— Start of Dataset records —

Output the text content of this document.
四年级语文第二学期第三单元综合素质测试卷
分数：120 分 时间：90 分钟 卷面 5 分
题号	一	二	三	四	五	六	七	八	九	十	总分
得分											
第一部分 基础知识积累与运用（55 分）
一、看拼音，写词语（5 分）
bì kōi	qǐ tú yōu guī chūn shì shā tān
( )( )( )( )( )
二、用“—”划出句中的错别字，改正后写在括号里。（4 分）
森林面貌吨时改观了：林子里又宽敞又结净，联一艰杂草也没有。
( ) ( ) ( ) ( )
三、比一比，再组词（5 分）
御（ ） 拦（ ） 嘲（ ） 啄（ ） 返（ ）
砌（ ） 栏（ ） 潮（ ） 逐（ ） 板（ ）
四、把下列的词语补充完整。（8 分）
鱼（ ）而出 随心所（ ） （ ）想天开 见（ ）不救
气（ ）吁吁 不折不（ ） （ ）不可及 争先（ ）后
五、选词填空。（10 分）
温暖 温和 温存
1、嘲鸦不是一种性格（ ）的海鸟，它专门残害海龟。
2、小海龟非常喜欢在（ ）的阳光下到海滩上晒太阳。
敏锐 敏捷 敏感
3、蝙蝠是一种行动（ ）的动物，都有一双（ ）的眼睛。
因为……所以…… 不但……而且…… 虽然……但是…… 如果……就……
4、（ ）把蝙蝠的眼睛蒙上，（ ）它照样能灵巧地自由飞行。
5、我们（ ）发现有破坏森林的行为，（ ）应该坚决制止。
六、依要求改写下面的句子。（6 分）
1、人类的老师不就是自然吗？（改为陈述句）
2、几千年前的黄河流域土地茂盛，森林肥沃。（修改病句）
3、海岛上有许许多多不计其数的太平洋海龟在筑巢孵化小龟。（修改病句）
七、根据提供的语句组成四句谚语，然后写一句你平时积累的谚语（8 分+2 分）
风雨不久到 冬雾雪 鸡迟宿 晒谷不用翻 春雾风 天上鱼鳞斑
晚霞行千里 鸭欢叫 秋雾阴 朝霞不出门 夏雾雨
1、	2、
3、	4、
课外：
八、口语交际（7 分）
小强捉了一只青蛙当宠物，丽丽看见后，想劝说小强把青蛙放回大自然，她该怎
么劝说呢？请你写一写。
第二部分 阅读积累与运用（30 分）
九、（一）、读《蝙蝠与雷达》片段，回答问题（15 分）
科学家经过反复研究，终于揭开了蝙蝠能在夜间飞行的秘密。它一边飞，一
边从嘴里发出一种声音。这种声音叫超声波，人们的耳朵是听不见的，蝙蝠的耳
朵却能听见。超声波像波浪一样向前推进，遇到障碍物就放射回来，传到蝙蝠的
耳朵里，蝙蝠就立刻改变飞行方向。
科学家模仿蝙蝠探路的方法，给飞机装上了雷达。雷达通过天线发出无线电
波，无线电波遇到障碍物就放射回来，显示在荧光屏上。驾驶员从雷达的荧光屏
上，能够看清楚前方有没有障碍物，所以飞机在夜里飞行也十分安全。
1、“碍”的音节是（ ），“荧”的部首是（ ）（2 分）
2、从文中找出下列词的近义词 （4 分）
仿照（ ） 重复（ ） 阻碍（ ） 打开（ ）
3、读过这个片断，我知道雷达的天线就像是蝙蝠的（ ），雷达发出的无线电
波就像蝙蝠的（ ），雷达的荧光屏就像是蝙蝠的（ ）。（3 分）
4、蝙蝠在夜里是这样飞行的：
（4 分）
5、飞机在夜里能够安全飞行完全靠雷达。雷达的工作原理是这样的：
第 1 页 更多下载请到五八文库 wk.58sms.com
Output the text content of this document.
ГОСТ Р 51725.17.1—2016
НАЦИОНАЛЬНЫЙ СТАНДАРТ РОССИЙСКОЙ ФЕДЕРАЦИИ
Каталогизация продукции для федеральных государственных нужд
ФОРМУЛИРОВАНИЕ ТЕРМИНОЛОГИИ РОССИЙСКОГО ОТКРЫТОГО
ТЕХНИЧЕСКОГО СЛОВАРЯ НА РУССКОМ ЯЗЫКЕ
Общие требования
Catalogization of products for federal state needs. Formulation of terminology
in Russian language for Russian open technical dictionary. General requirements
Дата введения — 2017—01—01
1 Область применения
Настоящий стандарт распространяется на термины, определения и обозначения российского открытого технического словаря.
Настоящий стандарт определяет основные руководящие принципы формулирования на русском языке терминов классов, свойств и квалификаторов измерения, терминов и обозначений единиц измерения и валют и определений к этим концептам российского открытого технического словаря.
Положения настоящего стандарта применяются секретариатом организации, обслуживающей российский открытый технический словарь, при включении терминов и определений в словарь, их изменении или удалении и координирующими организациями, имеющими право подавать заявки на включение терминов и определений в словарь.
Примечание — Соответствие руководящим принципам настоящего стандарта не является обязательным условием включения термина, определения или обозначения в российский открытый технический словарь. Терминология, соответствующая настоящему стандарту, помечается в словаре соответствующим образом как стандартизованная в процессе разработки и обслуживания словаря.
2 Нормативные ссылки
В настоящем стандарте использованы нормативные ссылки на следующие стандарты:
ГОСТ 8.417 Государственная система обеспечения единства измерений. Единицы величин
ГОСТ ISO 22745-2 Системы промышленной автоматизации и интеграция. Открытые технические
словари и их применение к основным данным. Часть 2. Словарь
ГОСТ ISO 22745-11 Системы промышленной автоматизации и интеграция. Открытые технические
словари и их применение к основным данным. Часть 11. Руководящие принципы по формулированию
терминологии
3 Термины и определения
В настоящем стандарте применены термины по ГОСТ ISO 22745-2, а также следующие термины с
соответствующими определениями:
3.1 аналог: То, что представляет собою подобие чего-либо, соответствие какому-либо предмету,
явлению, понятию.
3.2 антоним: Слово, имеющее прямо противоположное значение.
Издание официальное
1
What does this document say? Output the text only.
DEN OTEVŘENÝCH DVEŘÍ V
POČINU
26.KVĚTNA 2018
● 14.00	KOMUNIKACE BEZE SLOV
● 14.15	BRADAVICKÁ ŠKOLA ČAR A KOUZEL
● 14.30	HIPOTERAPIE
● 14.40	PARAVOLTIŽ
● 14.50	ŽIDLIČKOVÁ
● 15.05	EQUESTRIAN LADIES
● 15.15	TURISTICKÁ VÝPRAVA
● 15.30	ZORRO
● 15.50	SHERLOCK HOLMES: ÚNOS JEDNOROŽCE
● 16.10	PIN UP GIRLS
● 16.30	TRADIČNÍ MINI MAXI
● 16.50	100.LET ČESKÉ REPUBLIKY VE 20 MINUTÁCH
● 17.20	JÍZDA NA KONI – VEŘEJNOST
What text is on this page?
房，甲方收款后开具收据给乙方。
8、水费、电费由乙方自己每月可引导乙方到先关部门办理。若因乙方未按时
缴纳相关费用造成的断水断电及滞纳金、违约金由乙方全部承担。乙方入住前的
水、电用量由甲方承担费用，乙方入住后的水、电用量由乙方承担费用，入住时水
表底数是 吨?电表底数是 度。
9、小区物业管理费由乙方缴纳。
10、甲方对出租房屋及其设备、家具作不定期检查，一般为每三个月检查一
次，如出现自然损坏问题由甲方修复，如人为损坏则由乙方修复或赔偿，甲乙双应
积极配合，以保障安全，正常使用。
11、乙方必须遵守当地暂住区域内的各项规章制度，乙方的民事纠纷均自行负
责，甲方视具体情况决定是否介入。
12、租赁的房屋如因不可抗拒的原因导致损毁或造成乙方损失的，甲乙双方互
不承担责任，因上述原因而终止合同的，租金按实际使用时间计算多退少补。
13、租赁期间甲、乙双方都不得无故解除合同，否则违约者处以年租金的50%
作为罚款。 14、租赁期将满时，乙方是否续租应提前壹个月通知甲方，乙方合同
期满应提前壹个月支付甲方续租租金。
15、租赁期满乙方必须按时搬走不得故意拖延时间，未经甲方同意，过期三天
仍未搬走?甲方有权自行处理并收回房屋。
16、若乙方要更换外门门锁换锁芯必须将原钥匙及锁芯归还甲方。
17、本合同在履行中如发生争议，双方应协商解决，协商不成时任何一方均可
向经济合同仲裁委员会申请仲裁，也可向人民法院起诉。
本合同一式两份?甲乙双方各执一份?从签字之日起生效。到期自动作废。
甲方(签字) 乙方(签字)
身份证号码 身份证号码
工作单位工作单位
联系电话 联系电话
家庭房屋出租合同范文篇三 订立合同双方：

— End of Dataset records —

Check each line of the data above for the word "ссылки" and say how many lines contain it, giving nothing besides the number.

2